• Listed records:
----

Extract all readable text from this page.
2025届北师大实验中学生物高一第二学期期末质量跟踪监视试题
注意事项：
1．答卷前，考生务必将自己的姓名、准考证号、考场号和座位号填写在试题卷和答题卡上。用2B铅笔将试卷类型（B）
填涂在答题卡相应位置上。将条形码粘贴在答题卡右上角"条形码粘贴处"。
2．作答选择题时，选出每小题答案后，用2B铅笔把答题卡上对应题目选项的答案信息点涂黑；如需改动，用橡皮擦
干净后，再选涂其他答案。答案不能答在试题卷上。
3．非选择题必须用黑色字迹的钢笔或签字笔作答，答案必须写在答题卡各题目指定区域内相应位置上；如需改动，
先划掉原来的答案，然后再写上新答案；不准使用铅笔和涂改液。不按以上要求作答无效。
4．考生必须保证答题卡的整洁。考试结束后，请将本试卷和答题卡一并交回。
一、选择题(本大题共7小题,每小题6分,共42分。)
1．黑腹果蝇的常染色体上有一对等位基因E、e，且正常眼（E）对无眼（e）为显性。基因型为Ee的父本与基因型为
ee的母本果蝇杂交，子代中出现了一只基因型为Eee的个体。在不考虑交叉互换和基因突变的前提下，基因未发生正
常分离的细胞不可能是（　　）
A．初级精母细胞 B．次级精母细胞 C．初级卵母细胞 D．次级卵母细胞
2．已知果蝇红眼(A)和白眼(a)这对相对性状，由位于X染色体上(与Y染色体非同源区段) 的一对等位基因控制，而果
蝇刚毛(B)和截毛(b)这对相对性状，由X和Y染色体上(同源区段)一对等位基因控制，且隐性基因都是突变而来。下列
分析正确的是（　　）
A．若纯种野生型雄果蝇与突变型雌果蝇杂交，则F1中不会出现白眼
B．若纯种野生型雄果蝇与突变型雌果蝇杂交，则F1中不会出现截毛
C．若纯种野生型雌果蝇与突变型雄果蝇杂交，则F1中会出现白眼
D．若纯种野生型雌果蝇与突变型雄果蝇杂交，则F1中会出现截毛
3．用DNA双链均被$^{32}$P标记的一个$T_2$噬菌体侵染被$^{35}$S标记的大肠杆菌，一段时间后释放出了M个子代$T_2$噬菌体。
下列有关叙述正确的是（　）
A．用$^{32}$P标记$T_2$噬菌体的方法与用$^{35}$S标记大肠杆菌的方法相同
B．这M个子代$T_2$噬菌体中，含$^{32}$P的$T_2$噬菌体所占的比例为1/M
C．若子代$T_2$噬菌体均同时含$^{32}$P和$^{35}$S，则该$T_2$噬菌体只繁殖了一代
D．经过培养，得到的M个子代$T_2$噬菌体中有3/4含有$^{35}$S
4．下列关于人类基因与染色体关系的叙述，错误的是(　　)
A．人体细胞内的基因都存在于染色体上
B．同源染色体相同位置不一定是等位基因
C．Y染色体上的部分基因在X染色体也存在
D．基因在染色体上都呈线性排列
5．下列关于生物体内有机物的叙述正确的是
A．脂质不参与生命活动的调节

----

• Requirement:
Write down every line of the data above that includes the string "若纯种野生型雄果蝇与突变型雌果蝇杂交".

• Written solution:
A．若纯种野生型雄果蝇与突变型雌果蝇杂交，则F1中不会出现白眼
B．若纯种野生型雄果蝇与突变型雌果蝇杂交，则F1中不会出现截毛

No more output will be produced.